### Objective
Using the entries below, restate word for word only the lines from the one with "Decode this image" to the final line, leaving the pictures out.

Dataset items:
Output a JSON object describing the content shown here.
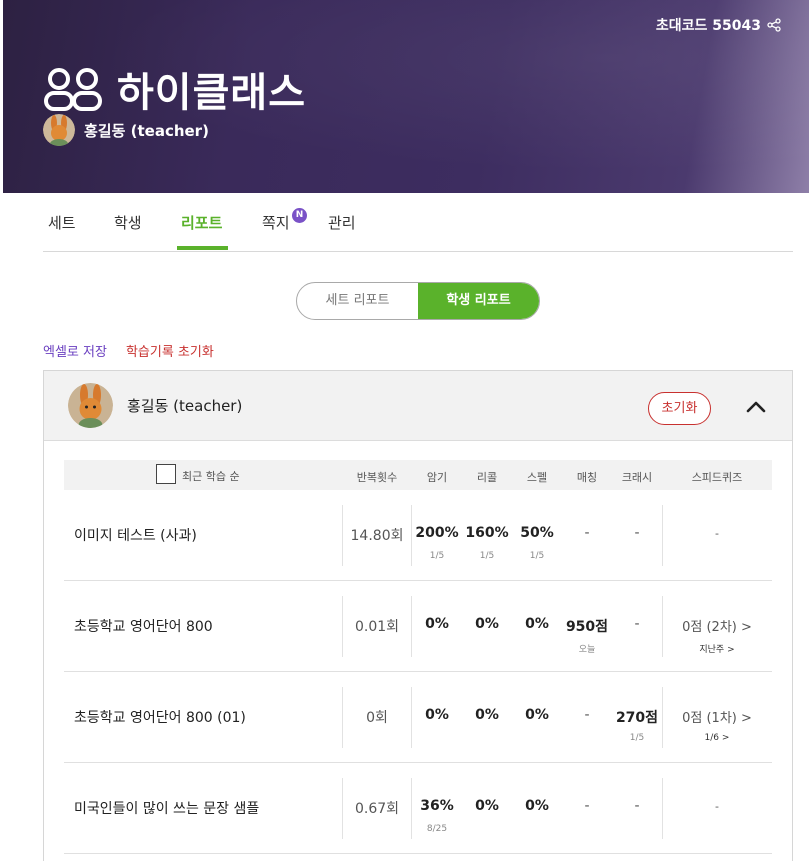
{
  "header": {
    "invite_label": "초대코드 55043",
    "brand": "하이클래스",
    "owner": "홍길동  (teacher)",
    "bg_color": "#3a2a5a"
  },
  "tabs": [
    {
      "label": "세트",
      "active": false
    },
    {
      "label": "학생",
      "active": false
    },
    {
      "label": "리포트",
      "active": true
    },
    {
      "label": "쪽지",
      "active": false,
      "badge": "N"
    },
    {
      "label": "관리",
      "active": false
    }
  ],
  "segment": {
    "set_report": "세트 리포트",
    "student_report": "학생 리포트",
    "active": "student_report"
  },
  "links": {
    "excel": "엑셀로 저장",
    "reset_records": "학습기록 초기화"
  },
  "student": {
    "name": "홍길동 (teacher)",
    "reset_button": "초기화"
  },
  "table": {
    "sort_label": "최근 학습 순",
    "columns": [
      "반복횟수",
      "암기",
      "리콜",
      "스펠",
      "매칭",
      "크래시",
      "스피드퀴즈"
    ],
    "rows": [
      {
        "title": "이미지 테스트 (사과)",
        "repeat": "14.80회",
        "memorize": "200%",
        "memorize_sub": "1/5",
        "recall": "160%",
        "recall_sub": "1/5",
        "spell": "50%",
        "spell_sub": "1/5",
        "matching": "-",
        "matching_sub": "",
        "crash": "-",
        "crash_sub": "",
        "speed": "-",
        "speed_sub": ""
      },
      {
        "title": "초등학교 영어단어 800",
        "repeat": "0.01회",
        "memorize": "0%",
        "memorize_sub": "",
        "recall": "0%",
        "recall_sub": "",
        "spell": "0%",
        "spell_sub": "",
        "matching": "950점",
        "matching_sub": "오늘",
        "crash": "-",
        "crash_sub": "",
        "speed": "0점 (2차) >",
        "speed_sub": "지난주 >"
      },
      {
        "title": "초등학교 영어단어 800 (01)",
        "repeat": "0회",
        "memorize": "0%",
        "memorize_sub": "",
        "recall": "0%",
        "recall_sub": "",
        "spell": "0%",
        "spell_sub": "",
        "matching": "-",
        "matching_sub": "",
        "crash": "270점",
        "crash_sub": "1/5",
        "speed": "0점 (1차) >",
        "speed_sub": "1/6 >"
      },
      {
        "title": "미국인들이 많이 쓰는 문장 샘플",
        "repeat": "0.67회",
        "memorize": "36%",
        "memorize_sub": "8/25",
        "recall": "0%",
        "recall_sub": "",
        "spell": "0%",
        "spell_sub": "",
        "matching": "-",
        "matching_sub": "",
        "crash": "-",
        "crash_sub": "",
        "speed": "-",
        "speed_sub": ""
      }
    ]
  },
  "colors": {
    "accent": "#5ab22b",
    "danger": "#c8312f",
    "link": "#6a3fc0",
    "badge": "#7a52c7"
  }
}
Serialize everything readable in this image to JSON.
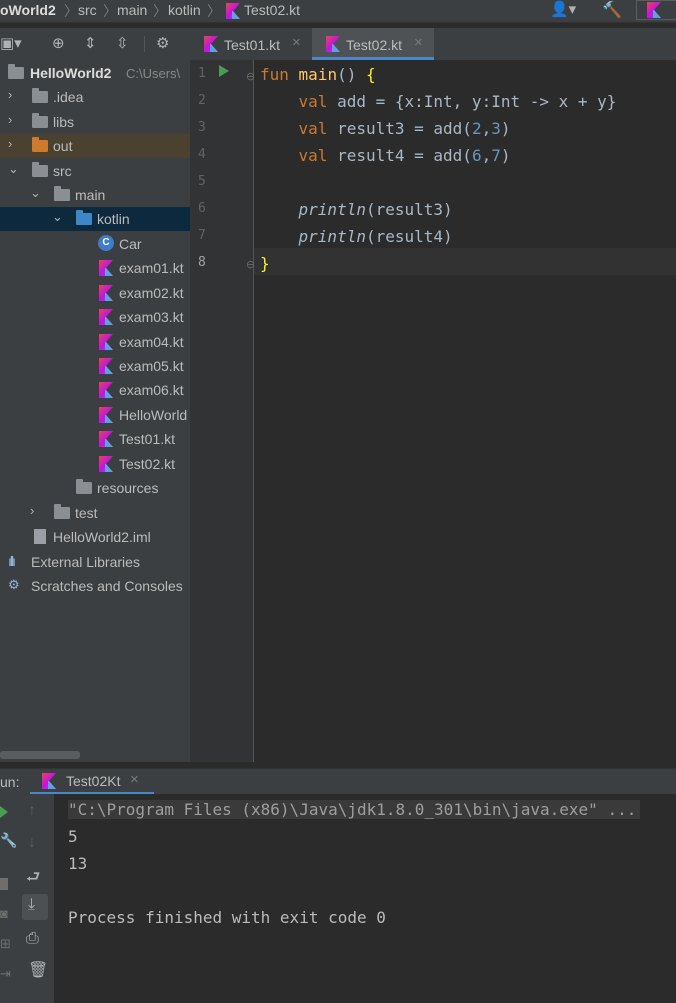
{
  "navbar": {
    "crumbs": [
      "oWorld2",
      "src",
      "main",
      "kotlin",
      "Test02.kt"
    ]
  },
  "project": {
    "root_name": "HelloWorld2",
    "root_path": "C:\\Users\\",
    "items": [
      {
        "label": ".idea"
      },
      {
        "label": "libs"
      },
      {
        "label": "out"
      },
      {
        "label": "src"
      },
      {
        "label": "main"
      },
      {
        "label": "kotlin"
      },
      {
        "label": "Car"
      },
      {
        "label": "exam01.kt"
      },
      {
        "label": "exam02.kt"
      },
      {
        "label": "exam03.kt"
      },
      {
        "label": "exam04.kt"
      },
      {
        "label": "exam05.kt"
      },
      {
        "label": "exam06.kt"
      },
      {
        "label": "HelloWorld"
      },
      {
        "label": "Test01.kt"
      },
      {
        "label": "Test02.kt"
      },
      {
        "label": "resources"
      },
      {
        "label": "test"
      },
      {
        "label": "HelloWorld2.iml"
      },
      {
        "label": "External Libraries"
      },
      {
        "label": "Scratches and Consoles"
      }
    ]
  },
  "tabs": [
    {
      "label": "Test01.kt",
      "active": false
    },
    {
      "label": "Test02.kt",
      "active": true
    }
  ],
  "editor": {
    "line_numbers": [
      "1",
      "2",
      "3",
      "4",
      "5",
      "6",
      "7",
      "8"
    ],
    "current_line": 8,
    "lines": [
      "fun main() {",
      "    val add = {x:Int, y:Int -> x + y}",
      "    val result3 = add(2,3)",
      "    val result4 = add(6,7)",
      "",
      "    println(result3)",
      "    println(result4)",
      "}"
    ]
  },
  "run": {
    "label": "un:",
    "tab_label": "Test02Kt",
    "output": [
      "\"C:\\Program Files (x86)\\Java\\jdk1.8.0_301\\bin\\java.exe\" ...",
      "5",
      "13",
      "",
      "Process finished with exit code 0"
    ]
  },
  "colors": {
    "keyword": "#cc7832",
    "function": "#ffc66d",
    "number": "#6897bb",
    "text": "#a9b7c6",
    "selection": "#0d293e",
    "accent": "#4a88c7"
  }
}
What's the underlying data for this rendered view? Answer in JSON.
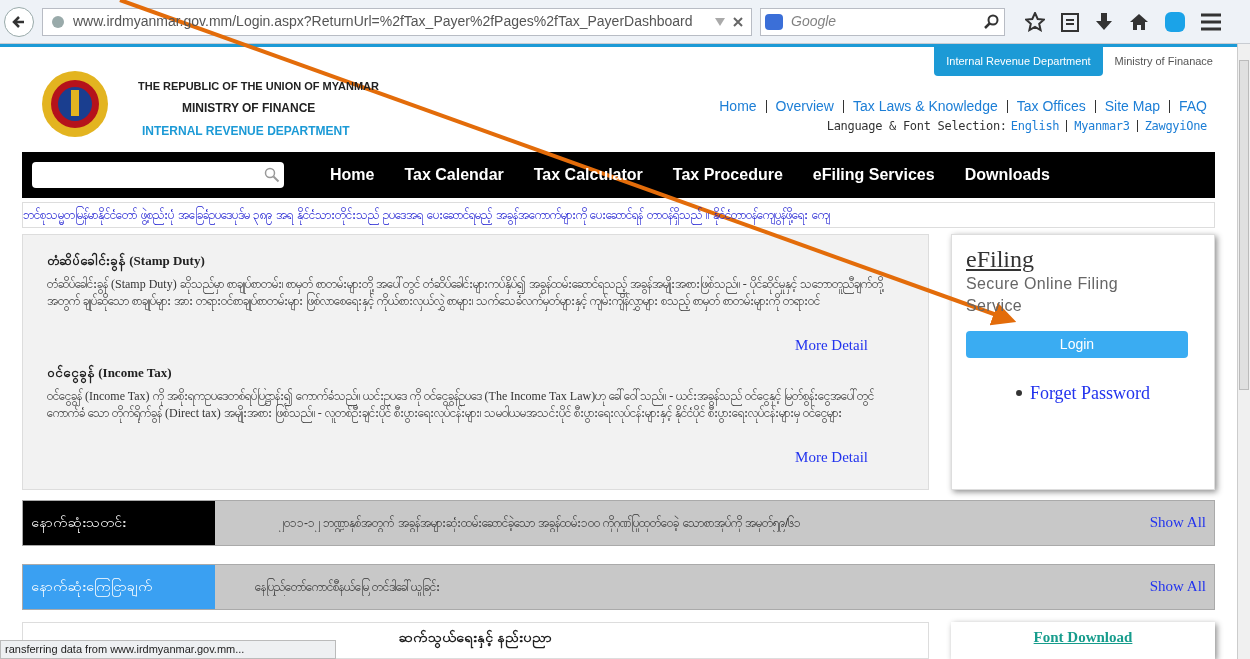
{
  "browser": {
    "address": "www.irdmyanmar.gov.mm/Login.aspx?ReturnUrl=%2fTax_Payer%2fPages%2fTax_PayerDashboard",
    "search_placeholder": "Google"
  },
  "top_tabs": [
    {
      "label": "Internal Revenue Department",
      "selected": true
    },
    {
      "label": "Ministry of Finanace",
      "selected": false
    }
  ],
  "header": {
    "line_1": "THE REPUBLIC OF THE UNION OF MYANMAR",
    "line_2": "MINISTRY OF FINANCE",
    "line_3": "INTERNAL REVENUE DEPARTMENT",
    "links": [
      "Home",
      "Overview",
      "Tax Laws & Knowledge",
      "Tax Offices",
      "Site Map",
      "FAQ"
    ],
    "language_label": "Language & Font Selection:",
    "languages": [
      "English",
      "Myanmar3",
      "ZawgyiOne"
    ]
  },
  "nav": [
    "Home",
    "Tax Calendar",
    "Tax Calculator",
    "Tax Procedure",
    "eFiling Services",
    "Downloads"
  ],
  "marquee": "ဘင်စုသမ္မတမြန်မာနိုင်ငံတော် ဖွဲ့စည်းပုံ အခြေခံဥပဒေပုဒ်မ ၃၈၉ အရ နိုင်ငံသားတိုင်းသည် ဥပဒေအရ ပေးဆောင်ရမည့် အခွန်အကောက်များကို ပေးဆောင်ရန် တာဝန်ရှိသည်   ။   နိုင်ငံတာဝန်ကျေပွန်ဖို့ရေး ကျေ",
  "articles": [
    {
      "title": "တံဆိပ်ခေါင်းခွန် (Stamp Duty)",
      "body": "တံဆိပ်ခေါင်းခွန် (Stamp Duty) ဆိုသည်မှာ စာချုပ်စာတမ်း၊ စာမှတ် စာတမ်းများတို့ အပေါ်တွင် တံဆိပ်ခေါင်းများကပ်နှိပ်၍ အခွန်ထမ်းဆောင်ရသည့် အခွန်အမျိုးအစားဖြစ်သည်။ - ပိုင်ဆိုင်မှုနှင့် သဘောတူညီချက်တို့ အတွက် ချုပ်ဆိုသော စာချုပ်များ အား တရားဝင်စာချုပ်စာတမ်းများ ဖြစ်လာစေရေးနှင့် ကိုယ်စားလှယ်လွှဲ စာများ၊ သက်သေခံလက်မှတ်များနှင့် ကျမ်းကျိန်လွှာများ စသည့် စာမှတ် စာတမ်းများကို တရားဝင်",
      "more": "More Detail"
    },
    {
      "title": "ဝင်ငွေခွန် (Income Tax)",
      "body": "ဝင်ငွေခွန် (Income Tax) ကို အစိုးရကဥပဒေတစ်ရပ်ပြဋ္ဌာန်း၍ ကောက်ခံသည်။ ယင်းဥပဒေ ကို ဝင်ငွေခွန်ဥပဒေ (The Income Tax Law)ဟု ခေါ်ဝေါ်သည်။ - ယင်းအခွန်သည် ဝင်ငွေနှင့် မြတ်စွန်းငွေအပေါ်တွင် ကောက်ခံ သော တိုက်ရိုက်ခွန် (Direct tax) အမျိုးအစား ဖြစ်သည်။ - လူတစ်ဦးချင်းပိုင် စီးပွားရေးလုပ်ငန်းများ၊ သမဝါယမအသင်းပိုင် စီးပွားရေးလုပ်ငန်းများနှင့် နိုင်ငံပိုင် စီးပွားရေးလုပ်ငန်းများမှ ဝင်ငွေများ",
      "more": "More Detail"
    }
  ],
  "efiling": {
    "title": "eFiling",
    "subtitle": "Secure Online Filing Service",
    "login": "Login",
    "forget": "Forget Password"
  },
  "news_rows": [
    {
      "kind": "dark",
      "label": "နောက်ဆုံးသတင်း",
      "text": "၂၀၁၁-၁၂ ဘဏ္ဍာနှစ်အတွက် အခွန်အများဆုံးထမ်းဆောင်ခဲ့သော အခွန်ထမ်း၁၀၀ ကိုဂုဏ်ပြုထုတ်ဝေခဲ့ သောစာအုပ်ကို အမှတ်၅၉/၆၁",
      "show": "Show All"
    },
    {
      "kind": "blue",
      "label": "နောက်ဆုံးကြေငြာချက်",
      "text": "နေပြည်တော်ကောင်စီနယ်မြေ တင်ဒါခေါ်ယူခြင်း",
      "show": "Show All"
    }
  ],
  "bottom_heading": "ဆက်သွယ်ရေးနှင့် နည်းပညာ",
  "font_download": "Font Download",
  "status_bar": "ransferring data from www.irdmyanmar.gov.mm..."
}
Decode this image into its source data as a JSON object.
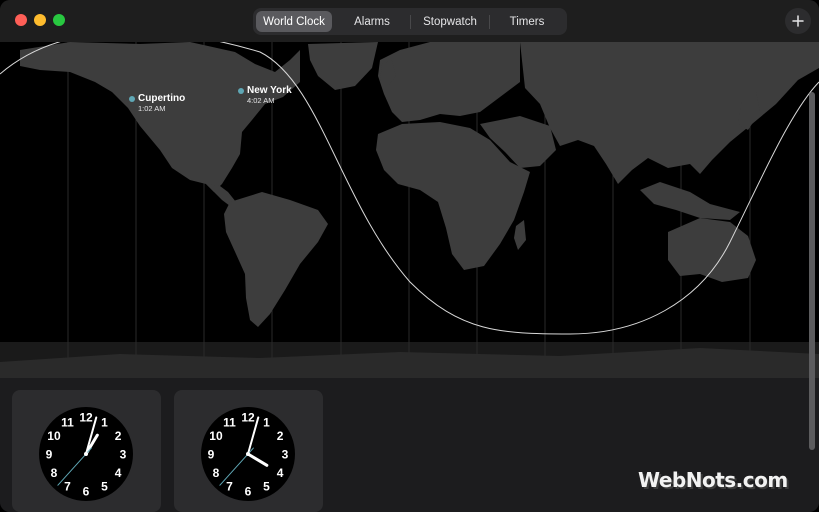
{
  "window": {
    "tabs": [
      {
        "label": "World Clock",
        "active": true
      },
      {
        "label": "Alarms",
        "active": false
      },
      {
        "label": "Stopwatch",
        "active": false
      },
      {
        "label": "Timers",
        "active": false
      }
    ],
    "add_icon": "plus-icon"
  },
  "map": {
    "cities": [
      {
        "name": "Cupertino",
        "time": "1:02 AM"
      },
      {
        "name": "New York",
        "time": "4:02 AM"
      }
    ],
    "pin_color": "#5fa7b5"
  },
  "clocks": [
    {
      "city": "Cupertino",
      "hour": 1,
      "minute": 2,
      "second": 37
    },
    {
      "city": "New York",
      "hour": 4,
      "minute": 2,
      "second": 37
    }
  ],
  "clock_face_numbers": [
    "12",
    "1",
    "2",
    "3",
    "4",
    "5",
    "6",
    "7",
    "8",
    "9",
    "10",
    "11"
  ],
  "watermark": "WebNots.com",
  "colors": {
    "second_hand": "#5fa7b5",
    "face": "#000000",
    "card": "#2c2c2e"
  }
}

### Response to this task
Decode this image into its source data as a JSON object.
{
  "window": {
    "tabs": [
      {
        "label": "World Clock",
        "active": true
      },
      {
        "label": "Alarms",
        "active": false
      },
      {
        "label": "Stopwatch",
        "active": false
      },
      {
        "label": "Timers",
        "active": false
      }
    ],
    "add_icon": "plus-icon"
  },
  "map": {
    "cities": [
      {
        "name": "Cupertino",
        "time": "1:02 AM"
      },
      {
        "name": "New York",
        "time": "4:02 AM"
      }
    ],
    "pin_color": "#5fa7b5"
  },
  "clocks": [
    {
      "city": "Cupertino",
      "hour": 1,
      "minute": 2,
      "second": 37
    },
    {
      "city": "New York",
      "hour": 4,
      "minute": 2,
      "second": 37
    }
  ],
  "clock_face_numbers": [
    "12",
    "1",
    "2",
    "3",
    "4",
    "5",
    "6",
    "7",
    "8",
    "9",
    "10",
    "11"
  ],
  "watermark": "WebNots.com",
  "colors": {
    "second_hand": "#5fa7b5",
    "face": "#000000",
    "card": "#2c2c2e"
  }
}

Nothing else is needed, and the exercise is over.